Exactly repeat the material, dropping every picture from the copy.

## begin

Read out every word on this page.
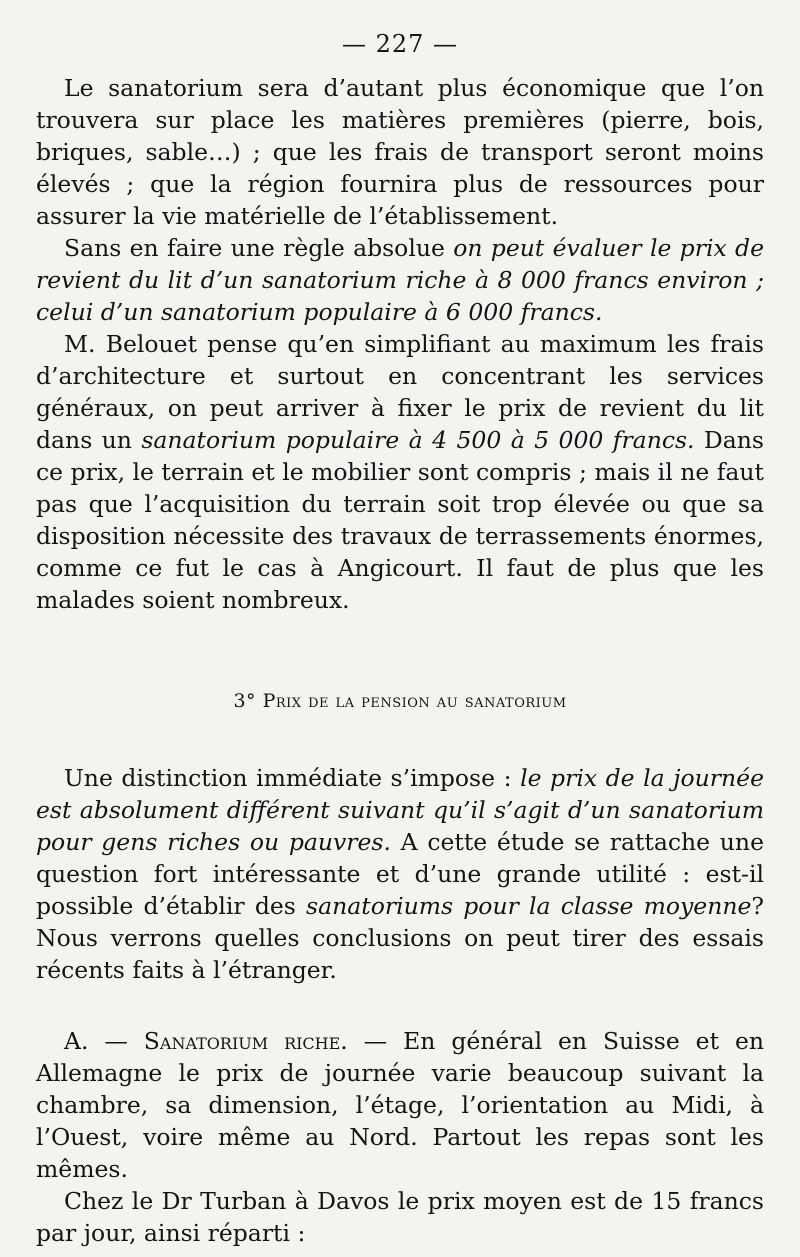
— 227 —

Le sanatorium sera d’autant plus économique que l’on trouvera sur place les matières premières (pierre, bois, briques, sable…) ; que les frais de transport seront moins élevés ; que la région fournira plus de ressources pour assurer la vie matérielle de l’établissement.

Sans en faire une règle absolue on peut évaluer le prix de revient du lit d’un sanatorium riche à 8 000 francs environ ; celui d’un sanatorium populaire à 6 000 francs.

M. Belouet pense qu’en simplifiant au maximum les frais d’architecture et surtout en concentrant les services généraux, on peut arriver à fixer le prix de revient du lit dans un sanatorium populaire à 4 500 à 5 000 francs. Dans ce prix, le terrain et le mobilier sont compris ; mais il ne faut pas que l’acquisition du terrain soit trop élevée ou que sa disposition nécessite des travaux de terrassements énormes, comme ce fut le cas à Angicourt. Il faut de plus que les malades soient nombreux.

3° Prix de la pension au sanatorium

Une distinction immédiate s’impose : le prix de la journée est absolument différent suivant qu’il s’agit d’un sanatorium pour gens riches ou pauvres. A cette étude se rattache une question fort intéressante et d’une grande utilité : est-il possible d’établir des sanatoriums pour la classe moyenne? Nous verrons quelles conclusions on peut tirer des essais récents faits à l’étranger.

A. — Sanatorium riche. — En général en Suisse et en Allemagne le prix de journée varie beaucoup suivant la chambre, sa dimension, l’étage, l’orientation au Midi, à l’Ouest, voire même au Nord. Partout les repas sont les mêmes.

Chez le Dr Turban à Davos le prix moyen est de 15 francs par jour, ainsi réparti :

## end

Output below:
Read out every word on this page.
— 227 —

Le sanatorium sera d’autant plus économique que l’on trouvera sur place les matières premières (pierre, bois, briques, sable…) ; que les frais de transport seront moins élevés ; que la région fournira plus de ressources pour assurer la vie matérielle de l’établissement.

Sans en faire une règle absolue on peut évaluer le prix de revient du lit d’un sanatorium riche à 8 000 francs environ ; celui d’un sanatorium populaire à 6 000 francs.

M. Belouet pense qu’en simplifiant au maximum les frais d’architecture et surtout en concentrant les services généraux, on peut arriver à fixer le prix de revient du lit dans un sanatorium populaire à 4 500 à 5 000 francs. Dans ce prix, le terrain et le mobilier sont compris ; mais il ne faut pas que l’acquisition du terrain soit trop élevée ou que sa disposition nécessite des travaux de terrassements énormes, comme ce fut le cas à Angicourt. Il faut de plus que les malades soient nombreux.

3° Prix de la pension au sanatorium

Une distinction immédiate s’impose : le prix de la journée est absolument différent suivant qu’il s’agit d’un sanatorium pour gens riches ou pauvres. A cette étude se rattache une question fort intéressante et d’une grande utilité : est-il possible d’établir des sanatoriums pour la classe moyenne? Nous verrons quelles conclusions on peut tirer des essais récents faits à l’étranger.

A. — Sanatorium riche. — En général en Suisse et en Allemagne le prix de journée varie beaucoup suivant la chambre, sa dimension, l’étage, l’orientation au Midi, à l’Ouest, voire même au Nord. Partout les repas sont les mêmes.

Chez le Dr Turban à Davos le prix moyen est de 15 francs par jour, ainsi réparti :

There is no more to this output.